• **Instructions to follow**
Reproduce the full listing that appears beneath this instruction exactly.

Stored entries:
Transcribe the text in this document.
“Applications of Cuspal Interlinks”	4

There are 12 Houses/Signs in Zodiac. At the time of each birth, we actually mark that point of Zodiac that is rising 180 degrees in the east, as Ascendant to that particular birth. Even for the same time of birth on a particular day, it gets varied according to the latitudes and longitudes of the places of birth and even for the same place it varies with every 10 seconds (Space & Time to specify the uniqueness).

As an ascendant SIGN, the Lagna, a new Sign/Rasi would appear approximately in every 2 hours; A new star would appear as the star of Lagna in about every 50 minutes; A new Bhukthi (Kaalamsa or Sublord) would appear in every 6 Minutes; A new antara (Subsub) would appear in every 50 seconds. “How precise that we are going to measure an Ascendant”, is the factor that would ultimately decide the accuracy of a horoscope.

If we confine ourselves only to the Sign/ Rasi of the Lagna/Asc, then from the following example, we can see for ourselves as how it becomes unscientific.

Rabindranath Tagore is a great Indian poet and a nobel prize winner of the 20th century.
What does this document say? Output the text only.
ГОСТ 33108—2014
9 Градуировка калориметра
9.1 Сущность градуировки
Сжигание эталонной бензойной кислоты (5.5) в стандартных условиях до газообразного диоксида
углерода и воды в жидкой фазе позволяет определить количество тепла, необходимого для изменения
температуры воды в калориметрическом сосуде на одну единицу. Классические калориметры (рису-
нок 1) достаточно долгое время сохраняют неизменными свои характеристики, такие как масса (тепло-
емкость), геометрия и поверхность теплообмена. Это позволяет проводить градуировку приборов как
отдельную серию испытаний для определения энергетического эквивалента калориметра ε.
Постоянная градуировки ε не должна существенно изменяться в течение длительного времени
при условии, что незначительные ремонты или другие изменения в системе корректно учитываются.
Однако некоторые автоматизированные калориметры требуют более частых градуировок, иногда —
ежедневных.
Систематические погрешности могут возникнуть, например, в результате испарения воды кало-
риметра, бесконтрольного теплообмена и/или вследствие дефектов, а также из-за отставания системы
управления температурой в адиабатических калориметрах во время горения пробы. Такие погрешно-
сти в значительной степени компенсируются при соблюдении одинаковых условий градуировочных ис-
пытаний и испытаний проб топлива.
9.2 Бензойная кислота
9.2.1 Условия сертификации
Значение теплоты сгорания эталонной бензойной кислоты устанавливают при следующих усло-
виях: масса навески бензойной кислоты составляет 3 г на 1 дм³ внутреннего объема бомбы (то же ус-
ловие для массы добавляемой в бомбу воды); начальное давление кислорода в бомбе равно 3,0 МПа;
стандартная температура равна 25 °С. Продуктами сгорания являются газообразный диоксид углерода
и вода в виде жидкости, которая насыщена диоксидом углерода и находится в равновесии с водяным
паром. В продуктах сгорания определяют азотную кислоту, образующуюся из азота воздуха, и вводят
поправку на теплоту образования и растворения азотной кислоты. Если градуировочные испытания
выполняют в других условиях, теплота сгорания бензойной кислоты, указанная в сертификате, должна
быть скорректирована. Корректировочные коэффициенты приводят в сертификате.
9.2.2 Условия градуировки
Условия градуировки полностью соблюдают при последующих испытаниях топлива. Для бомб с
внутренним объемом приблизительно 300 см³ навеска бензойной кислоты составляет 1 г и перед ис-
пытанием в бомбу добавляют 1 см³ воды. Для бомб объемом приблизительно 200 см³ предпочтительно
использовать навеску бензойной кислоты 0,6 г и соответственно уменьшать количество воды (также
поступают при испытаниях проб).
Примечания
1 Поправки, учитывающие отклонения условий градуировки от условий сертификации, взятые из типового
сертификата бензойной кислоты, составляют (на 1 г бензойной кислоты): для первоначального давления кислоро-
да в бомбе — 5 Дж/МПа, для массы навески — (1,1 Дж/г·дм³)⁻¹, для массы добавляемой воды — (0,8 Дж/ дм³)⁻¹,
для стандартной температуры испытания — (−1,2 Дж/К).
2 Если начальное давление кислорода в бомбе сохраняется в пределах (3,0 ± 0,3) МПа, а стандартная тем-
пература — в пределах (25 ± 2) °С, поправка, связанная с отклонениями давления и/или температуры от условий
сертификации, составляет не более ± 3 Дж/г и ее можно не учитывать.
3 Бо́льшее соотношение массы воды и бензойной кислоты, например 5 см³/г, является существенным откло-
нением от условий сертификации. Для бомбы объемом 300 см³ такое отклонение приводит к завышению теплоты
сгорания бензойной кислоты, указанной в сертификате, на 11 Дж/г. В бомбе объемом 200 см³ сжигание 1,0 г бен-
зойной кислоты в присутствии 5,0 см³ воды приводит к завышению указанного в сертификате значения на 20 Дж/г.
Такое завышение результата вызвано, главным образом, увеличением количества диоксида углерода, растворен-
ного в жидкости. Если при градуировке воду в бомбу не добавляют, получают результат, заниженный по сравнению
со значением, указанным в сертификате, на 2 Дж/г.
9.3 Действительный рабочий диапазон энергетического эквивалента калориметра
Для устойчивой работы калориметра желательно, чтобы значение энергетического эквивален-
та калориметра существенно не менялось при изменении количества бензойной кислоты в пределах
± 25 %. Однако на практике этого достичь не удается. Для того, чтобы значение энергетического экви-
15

• **Problem solution**
Transcribe the text in this document.
“Applications of Cuspal Interlinks”	4

There are 12 Houses/Signs in Zodiac. At the time of each birth, we actually mark that point of Zodiac that is rising 180 degrees in the east, as Ascendant to that particular birth. Even for the same time of birth on a particular day, it gets varied according to the latitudes and longitudes of the places of birth and even for the same place it varies with every 10 seconds (Space & Time to specify the uniqueness).

As an ascendant SIGN, the Lagna, a new Sign/Rasi would appear approximately in every 2 hours; A new star would appear as the star of Lagna in about every 50 minutes; A new Bhukthi (Kaalamsa or Sublord) would appear in every 6 Minutes; A new antara (Subsub) would appear in every 50 seconds. “How precise that we are going to measure an Ascendant”, is the factor that would ultimately decide the accuracy of a horoscope.

If we confine ourselves only to the Sign/ Rasi of the Lagna/Asc, then from the following example, we can see for ourselves as how it becomes unscientific.

Rabindranath Tagore is a great Indian poet and a nobel prize winner of the 20th century.
What does this document say? Output the text only.
ГОСТ 33108—2014
9 Градуировка калориметра
9.1 Сущность градуировки
Сжигание эталонной бензойной кислоты (5.5) в стандартных условиях до газообразного диоксида
углерода и воды в жидкой фазе позволяет определить количество тепла, необходимого для изменения
температуры воды в калориметрическом сосуде на одну единицу. Классические калориметры (рису-
нок 1) достаточно долгое время сохраняют неизменными свои характеристики, такие как масса (тепло-
емкость), геометрия и поверхность теплообмена. Это позволяет проводить градуировку приборов как
отдельную серию испытаний для определения энергетического эквивалента калориметра ε.
Постоянная градуировки ε не должна существенно изменяться в течение длительного времени
при условии, что незначительные ремонты или другие изменения в системе корректно учитываются.
Однако некоторые автоматизированные калориметры требуют более частых градуировок, иногда —
ежедневных.
Систематические погрешности могут возникнуть, например, в результате испарения воды кало-
риметра, бесконтрольного теплообмена и/или вследствие дефектов, а также из-за отставания системы
управления температурой в адиабатических калориметрах во время горения пробы. Такие погрешно-
сти в значительной степени компенсируются при соблюдении одинаковых условий градуировочных ис-
пытаний и испытаний проб топлива.
9.2 Бензойная кислота
9.2.1 Условия сертификации
Значение теплоты сгорания эталонной бензойной кислоты устанавливают при следующих усло-
виях: масса навески бензойной кислоты составляет 3 г на 1 дм³ внутреннего объема бомбы (то же ус-
ловие для массы добавляемой в бомбу воды); начальное давление кислорода в бомбе равно 3,0 МПа;
стандартная температура равна 25 °С. Продуктами сгорания являются газообразный диоксид углерода
и вода в виде жидкости, которая насыщена диоксидом углерода и находится в равновесии с водяным
паром. В продуктах сгорания определяют азотную кислоту, образующуюся из азота воздуха, и вводят
поправку на теплоту образования и растворения азотной кислоты. Если градуировочные испытания
выполняют в других условиях, теплота сгорания бензойной кислоты, указанная в сертификате, должна
быть скорректирована. Корректировочные коэффициенты приводят в сертификате.
9.2.2 Условия градуировки
Условия градуировки полностью соблюдают при последующих испытаниях топлива. Для бомб с
внутренним объемом приблизительно 300 см³ навеска бензойной кислоты составляет 1 г и перед ис-
пытанием в бомбу добавляют 1 см³ воды. Для бомб объемом приблизительно 200 см³ предпочтительно
использовать навеску бензойной кислоты 0,6 г и соответственно уменьшать количество воды (также
поступают при испытаниях проб).
Примечания
1 Поправки, учитывающие отклонения условий градуировки от условий сертификации, взятые из типового
сертификата бензойной кислоты, составляют (на 1 г бензойной кислоты): для первоначального давления кислоро-
да в бомбе — 5 Дж/МПа, для массы навески — (1,1 Дж/г·дм³)⁻¹, для массы добавляемой воды — (0,8 Дж/ дм³)⁻¹,
для стандартной температуры испытания — (−1,2 Дж/К).
2 Если начальное давление кислорода в бомбе сохраняется в пределах (3,0 ± 0,3) МПа, а стандартная тем-
пература — в пределах (25 ± 2) °С, поправка, связанная с отклонениями давления и/или температуры от условий
сертификации, составляет не более ± 3 Дж/г и ее можно не учитывать.
3 Бо́льшее соотношение массы воды и бензойной кислоты, например 5 см³/г, является существенным откло-
нением от условий сертификации. Для бомбы объемом 300 см³ такое отклонение приводит к завышению теплоты
сгорания бензойной кислоты, указанной в сертификате, на 11 Дж/г. В бомбе объемом 200 см³ сжигание 1,0 г бен-
зойной кислоты в присутствии 5,0 см³ воды приводит к завышению указанного в сертификате значения на 20 Дж/г.
Такое завышение результата вызвано, главным образом, увеличением количества диоксида углерода, растворен-
ного в жидкости. Если при градуировке воду в бомбу не добавляют, получают результат, заниженный по сравнению
со значением, указанным в сертификате, на 2 Дж/г.
9.3 Действительный рабочий диапазон энергетического эквивалента калориметра
Для устойчивой работы калориметра желательно, чтобы значение энергетического эквивален-
та калориметра существенно не менялось при изменении количества бензойной кислоты в пределах
± 25 %. Однако на практике этого достичь не удается. Для того, чтобы значение энергетического экви-
15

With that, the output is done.